» **EXERCISE DESCRIPTION**:
Determine which lines contain the word "hydrated", then copy those lines.

-- Start --

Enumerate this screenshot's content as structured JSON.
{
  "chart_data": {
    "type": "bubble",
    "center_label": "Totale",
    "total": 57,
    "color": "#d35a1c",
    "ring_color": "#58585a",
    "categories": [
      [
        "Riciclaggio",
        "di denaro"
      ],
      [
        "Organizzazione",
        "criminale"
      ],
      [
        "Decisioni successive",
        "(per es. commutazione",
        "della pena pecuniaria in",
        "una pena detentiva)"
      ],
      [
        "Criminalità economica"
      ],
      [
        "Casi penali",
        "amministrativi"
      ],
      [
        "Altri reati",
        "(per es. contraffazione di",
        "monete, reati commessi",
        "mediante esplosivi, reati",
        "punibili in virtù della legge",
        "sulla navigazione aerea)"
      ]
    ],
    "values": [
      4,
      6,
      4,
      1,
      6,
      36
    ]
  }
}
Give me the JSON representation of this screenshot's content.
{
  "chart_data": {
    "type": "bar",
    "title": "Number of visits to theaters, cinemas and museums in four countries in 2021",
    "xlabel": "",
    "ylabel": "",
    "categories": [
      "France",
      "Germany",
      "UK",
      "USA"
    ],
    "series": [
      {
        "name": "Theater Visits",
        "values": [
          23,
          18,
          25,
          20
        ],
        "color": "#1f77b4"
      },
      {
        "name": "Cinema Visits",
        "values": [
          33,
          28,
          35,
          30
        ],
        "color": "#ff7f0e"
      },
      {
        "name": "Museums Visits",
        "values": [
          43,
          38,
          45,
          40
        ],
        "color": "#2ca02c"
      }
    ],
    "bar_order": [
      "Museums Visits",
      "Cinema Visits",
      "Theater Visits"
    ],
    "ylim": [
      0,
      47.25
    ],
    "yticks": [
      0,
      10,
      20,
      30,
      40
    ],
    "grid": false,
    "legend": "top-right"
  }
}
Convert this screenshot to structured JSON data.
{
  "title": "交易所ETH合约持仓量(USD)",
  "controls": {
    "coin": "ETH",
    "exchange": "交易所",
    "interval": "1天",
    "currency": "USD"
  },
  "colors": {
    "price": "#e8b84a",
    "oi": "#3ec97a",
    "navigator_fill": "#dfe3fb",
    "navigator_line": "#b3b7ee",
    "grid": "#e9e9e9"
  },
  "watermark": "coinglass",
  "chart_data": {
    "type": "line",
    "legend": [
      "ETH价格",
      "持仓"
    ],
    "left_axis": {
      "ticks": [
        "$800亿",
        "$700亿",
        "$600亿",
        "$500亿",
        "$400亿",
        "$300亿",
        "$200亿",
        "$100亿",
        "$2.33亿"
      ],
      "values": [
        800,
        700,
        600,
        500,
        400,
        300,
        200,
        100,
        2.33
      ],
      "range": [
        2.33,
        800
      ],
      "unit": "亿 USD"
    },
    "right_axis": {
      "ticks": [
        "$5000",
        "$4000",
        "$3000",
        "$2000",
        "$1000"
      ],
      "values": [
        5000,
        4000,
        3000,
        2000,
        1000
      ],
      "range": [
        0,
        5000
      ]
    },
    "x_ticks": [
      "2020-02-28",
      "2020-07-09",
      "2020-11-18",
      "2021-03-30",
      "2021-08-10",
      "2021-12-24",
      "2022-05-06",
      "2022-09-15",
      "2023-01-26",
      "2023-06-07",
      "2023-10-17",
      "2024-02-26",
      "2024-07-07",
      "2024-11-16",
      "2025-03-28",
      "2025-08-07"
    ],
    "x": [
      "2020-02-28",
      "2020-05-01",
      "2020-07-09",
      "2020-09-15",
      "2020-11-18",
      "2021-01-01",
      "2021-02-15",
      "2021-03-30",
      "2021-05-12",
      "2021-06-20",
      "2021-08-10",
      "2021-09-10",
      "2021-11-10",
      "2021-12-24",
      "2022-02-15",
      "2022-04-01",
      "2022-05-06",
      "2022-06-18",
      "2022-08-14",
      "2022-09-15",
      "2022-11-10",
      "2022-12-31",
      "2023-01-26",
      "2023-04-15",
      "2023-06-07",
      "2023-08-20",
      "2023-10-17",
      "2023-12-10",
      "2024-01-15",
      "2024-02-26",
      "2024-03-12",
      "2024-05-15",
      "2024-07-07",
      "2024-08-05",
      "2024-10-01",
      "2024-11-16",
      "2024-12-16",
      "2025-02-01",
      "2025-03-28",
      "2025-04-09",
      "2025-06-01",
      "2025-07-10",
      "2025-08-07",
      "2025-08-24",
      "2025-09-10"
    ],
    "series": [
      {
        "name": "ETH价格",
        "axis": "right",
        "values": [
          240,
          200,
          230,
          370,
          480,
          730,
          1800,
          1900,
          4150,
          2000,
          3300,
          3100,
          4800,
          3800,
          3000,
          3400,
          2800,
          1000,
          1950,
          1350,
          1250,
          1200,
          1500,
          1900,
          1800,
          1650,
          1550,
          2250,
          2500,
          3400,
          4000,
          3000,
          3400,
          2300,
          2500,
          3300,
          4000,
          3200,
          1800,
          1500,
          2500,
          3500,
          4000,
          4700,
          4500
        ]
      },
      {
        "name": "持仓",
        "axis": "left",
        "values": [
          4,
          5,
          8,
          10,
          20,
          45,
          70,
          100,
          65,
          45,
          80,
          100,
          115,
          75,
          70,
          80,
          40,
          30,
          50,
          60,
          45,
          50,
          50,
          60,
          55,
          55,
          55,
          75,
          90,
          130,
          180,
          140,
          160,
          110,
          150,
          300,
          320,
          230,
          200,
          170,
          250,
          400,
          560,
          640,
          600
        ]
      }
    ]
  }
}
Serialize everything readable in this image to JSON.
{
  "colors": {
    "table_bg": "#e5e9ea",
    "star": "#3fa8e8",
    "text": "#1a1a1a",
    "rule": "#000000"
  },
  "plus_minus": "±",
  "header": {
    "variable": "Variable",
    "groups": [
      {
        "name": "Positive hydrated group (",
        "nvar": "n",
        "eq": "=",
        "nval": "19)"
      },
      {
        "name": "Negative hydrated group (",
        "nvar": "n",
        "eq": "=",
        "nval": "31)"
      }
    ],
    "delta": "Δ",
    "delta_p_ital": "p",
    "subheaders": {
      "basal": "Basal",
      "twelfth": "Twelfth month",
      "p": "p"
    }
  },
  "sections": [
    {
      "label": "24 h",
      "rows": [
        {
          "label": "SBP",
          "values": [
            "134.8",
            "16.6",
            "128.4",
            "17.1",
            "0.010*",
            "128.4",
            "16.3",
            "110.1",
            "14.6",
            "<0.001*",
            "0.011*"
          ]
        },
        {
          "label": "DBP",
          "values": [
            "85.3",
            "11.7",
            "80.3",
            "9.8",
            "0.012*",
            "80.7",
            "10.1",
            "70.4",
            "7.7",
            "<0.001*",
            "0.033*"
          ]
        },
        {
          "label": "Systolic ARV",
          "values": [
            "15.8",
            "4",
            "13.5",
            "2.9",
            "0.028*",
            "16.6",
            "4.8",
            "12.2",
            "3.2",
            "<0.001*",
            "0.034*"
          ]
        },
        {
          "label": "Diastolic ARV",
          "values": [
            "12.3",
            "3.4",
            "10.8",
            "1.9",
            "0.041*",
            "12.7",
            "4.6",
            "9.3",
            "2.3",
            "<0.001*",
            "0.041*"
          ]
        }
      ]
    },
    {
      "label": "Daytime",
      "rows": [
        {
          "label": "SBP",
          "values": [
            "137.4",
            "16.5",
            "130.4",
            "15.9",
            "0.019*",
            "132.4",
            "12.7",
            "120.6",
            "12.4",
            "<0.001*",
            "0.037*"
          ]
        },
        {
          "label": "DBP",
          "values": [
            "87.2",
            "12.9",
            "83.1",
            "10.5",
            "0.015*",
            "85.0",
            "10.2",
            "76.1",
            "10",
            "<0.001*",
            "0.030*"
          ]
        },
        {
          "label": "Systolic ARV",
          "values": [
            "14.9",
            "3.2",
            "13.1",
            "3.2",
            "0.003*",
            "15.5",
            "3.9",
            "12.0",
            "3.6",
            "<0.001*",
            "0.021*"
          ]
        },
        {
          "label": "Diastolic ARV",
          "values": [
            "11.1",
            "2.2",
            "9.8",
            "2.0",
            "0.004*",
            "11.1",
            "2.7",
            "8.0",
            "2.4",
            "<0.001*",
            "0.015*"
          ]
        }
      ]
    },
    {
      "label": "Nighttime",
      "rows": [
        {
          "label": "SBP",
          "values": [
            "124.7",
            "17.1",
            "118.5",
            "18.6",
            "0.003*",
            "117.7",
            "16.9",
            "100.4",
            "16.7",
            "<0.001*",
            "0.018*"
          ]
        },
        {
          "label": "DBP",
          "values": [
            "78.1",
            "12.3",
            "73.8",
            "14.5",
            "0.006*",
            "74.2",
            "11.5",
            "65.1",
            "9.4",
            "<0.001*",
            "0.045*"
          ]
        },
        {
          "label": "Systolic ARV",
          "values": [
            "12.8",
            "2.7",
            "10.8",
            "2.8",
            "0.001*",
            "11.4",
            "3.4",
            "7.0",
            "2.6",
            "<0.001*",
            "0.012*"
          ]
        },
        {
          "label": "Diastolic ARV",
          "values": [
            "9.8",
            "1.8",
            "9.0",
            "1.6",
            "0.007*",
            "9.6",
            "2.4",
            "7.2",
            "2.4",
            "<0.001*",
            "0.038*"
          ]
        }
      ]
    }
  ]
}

-- End --

» **RESULT FOR THIS EXERCISE**:
        "name": "Positive hydrated group (",
        "name": "Negative hydrated group (",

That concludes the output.